[GIVEN INSTRUCTION]: Copy out all the lines where "colorbar" shows up.

[ENTRIES]:
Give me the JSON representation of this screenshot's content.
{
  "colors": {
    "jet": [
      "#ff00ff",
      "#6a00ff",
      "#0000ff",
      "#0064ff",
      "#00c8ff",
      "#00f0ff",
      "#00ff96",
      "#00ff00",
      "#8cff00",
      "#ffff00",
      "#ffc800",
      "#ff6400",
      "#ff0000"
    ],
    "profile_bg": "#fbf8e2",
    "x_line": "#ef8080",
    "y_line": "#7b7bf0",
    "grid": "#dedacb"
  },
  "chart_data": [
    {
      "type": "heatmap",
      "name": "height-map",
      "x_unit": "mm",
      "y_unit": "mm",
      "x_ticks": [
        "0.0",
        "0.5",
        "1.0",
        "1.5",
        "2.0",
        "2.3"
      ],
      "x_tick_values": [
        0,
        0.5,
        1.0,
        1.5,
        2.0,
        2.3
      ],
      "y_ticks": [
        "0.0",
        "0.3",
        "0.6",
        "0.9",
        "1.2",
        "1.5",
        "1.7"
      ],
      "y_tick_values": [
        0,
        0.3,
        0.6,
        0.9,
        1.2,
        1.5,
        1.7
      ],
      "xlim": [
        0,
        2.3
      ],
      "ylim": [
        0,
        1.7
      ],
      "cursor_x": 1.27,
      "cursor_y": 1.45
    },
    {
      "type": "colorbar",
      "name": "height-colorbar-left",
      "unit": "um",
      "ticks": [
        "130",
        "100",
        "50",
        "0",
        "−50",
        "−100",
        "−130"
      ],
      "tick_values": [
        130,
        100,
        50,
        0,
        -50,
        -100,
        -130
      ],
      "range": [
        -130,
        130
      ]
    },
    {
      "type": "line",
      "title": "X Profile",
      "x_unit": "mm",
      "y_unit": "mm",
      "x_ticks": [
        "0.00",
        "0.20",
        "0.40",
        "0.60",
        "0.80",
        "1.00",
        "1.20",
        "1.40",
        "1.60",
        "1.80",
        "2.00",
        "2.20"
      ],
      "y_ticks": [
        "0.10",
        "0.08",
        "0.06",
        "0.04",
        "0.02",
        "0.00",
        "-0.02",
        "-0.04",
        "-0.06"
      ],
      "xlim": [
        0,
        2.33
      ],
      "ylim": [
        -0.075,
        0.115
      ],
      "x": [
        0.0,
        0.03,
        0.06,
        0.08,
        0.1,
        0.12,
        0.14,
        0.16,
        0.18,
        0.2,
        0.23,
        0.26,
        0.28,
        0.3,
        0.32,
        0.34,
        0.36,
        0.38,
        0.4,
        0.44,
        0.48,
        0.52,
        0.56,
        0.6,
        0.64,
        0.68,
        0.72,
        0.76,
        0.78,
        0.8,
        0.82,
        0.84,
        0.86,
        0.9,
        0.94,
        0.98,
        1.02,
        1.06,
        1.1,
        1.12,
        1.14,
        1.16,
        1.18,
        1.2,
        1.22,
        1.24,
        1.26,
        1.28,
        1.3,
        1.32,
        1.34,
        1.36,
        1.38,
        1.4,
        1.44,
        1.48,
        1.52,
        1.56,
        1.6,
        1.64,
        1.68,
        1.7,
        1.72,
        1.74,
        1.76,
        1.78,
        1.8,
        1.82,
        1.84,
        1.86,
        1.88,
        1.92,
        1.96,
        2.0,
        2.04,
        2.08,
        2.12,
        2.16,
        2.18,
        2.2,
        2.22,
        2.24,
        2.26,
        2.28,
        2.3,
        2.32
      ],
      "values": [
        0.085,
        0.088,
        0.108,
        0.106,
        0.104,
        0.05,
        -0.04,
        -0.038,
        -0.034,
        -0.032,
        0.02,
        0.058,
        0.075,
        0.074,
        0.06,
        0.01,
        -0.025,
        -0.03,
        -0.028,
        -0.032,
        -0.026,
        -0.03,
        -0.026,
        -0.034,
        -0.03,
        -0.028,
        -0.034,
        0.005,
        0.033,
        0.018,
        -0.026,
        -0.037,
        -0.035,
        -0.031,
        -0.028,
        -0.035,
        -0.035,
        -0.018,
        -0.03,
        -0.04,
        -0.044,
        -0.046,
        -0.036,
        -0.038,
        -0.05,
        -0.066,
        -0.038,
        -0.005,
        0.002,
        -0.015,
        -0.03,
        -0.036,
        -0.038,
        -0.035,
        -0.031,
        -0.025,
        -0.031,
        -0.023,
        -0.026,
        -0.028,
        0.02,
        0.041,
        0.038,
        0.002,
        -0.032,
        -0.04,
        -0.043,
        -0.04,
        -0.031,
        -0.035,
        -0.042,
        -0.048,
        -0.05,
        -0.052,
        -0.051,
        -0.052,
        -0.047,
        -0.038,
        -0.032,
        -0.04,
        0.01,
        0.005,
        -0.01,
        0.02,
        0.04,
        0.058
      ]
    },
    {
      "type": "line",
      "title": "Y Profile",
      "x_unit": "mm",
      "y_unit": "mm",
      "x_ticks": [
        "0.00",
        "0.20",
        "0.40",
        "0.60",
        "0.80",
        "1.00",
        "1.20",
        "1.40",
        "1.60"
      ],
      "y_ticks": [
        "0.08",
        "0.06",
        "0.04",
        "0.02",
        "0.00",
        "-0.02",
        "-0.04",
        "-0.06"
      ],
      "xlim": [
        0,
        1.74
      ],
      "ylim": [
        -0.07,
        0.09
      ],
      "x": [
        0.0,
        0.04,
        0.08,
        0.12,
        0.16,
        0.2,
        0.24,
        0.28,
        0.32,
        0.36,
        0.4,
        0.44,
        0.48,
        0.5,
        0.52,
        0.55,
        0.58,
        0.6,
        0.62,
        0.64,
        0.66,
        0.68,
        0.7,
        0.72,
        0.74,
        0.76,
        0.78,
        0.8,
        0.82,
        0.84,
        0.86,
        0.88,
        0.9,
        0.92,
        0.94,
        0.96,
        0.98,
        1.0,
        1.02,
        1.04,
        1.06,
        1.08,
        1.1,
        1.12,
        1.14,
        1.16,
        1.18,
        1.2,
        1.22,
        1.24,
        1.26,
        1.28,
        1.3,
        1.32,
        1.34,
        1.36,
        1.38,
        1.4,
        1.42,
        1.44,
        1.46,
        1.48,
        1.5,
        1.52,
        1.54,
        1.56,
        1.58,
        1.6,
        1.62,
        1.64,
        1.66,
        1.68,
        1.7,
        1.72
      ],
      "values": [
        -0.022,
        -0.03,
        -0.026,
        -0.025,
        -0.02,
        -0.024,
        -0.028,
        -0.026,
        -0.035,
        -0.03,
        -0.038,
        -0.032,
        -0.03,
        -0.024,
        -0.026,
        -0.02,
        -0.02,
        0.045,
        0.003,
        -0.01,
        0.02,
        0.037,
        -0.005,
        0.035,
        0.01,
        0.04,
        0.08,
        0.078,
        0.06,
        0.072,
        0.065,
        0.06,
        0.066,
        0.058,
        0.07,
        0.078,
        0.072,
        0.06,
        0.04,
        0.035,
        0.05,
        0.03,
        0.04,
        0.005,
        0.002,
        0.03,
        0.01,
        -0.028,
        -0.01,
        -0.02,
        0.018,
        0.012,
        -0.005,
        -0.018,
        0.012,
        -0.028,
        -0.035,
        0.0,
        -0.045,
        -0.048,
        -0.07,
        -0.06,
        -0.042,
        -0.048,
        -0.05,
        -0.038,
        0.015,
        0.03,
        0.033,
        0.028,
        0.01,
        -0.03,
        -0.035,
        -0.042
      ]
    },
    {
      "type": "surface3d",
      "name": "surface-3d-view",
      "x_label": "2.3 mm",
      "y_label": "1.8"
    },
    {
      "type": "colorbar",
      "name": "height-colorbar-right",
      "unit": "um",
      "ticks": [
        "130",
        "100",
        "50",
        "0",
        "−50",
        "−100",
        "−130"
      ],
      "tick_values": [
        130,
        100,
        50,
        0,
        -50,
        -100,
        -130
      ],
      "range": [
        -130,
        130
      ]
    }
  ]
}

[EXERCISE ANSWER]:
      "type": "colorbar",
      "name": "height-colorbar-left",
      "type": "colorbar",
      "name": "height-colorbar-right",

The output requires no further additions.